Set problem> Will you give the material below again, every line exactly as it is?

Stored data>
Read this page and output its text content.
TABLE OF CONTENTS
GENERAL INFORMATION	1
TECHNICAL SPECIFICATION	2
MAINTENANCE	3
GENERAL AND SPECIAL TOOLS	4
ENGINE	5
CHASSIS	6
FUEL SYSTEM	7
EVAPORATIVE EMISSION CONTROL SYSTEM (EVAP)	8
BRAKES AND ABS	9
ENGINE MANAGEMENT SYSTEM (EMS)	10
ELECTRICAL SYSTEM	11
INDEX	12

Task answer>
Read this page and output its text content.
TABLE OF CONTENTS
GENERAL INFORMATION	1
TECHNICAL SPECIFICATION	2
MAINTENANCE	3
GENERAL AND SPECIAL TOOLS	4
ENGINE	5
CHASSIS	6
FUEL SYSTEM	7
EVAPORATIVE EMISSION CONTROL SYSTEM (EVAP)	8
BRAKES AND ABS	9
ENGINE MANAGEMENT SYSTEM (EMS)	10
ELECTRICAL SYSTEM	11
INDEX	12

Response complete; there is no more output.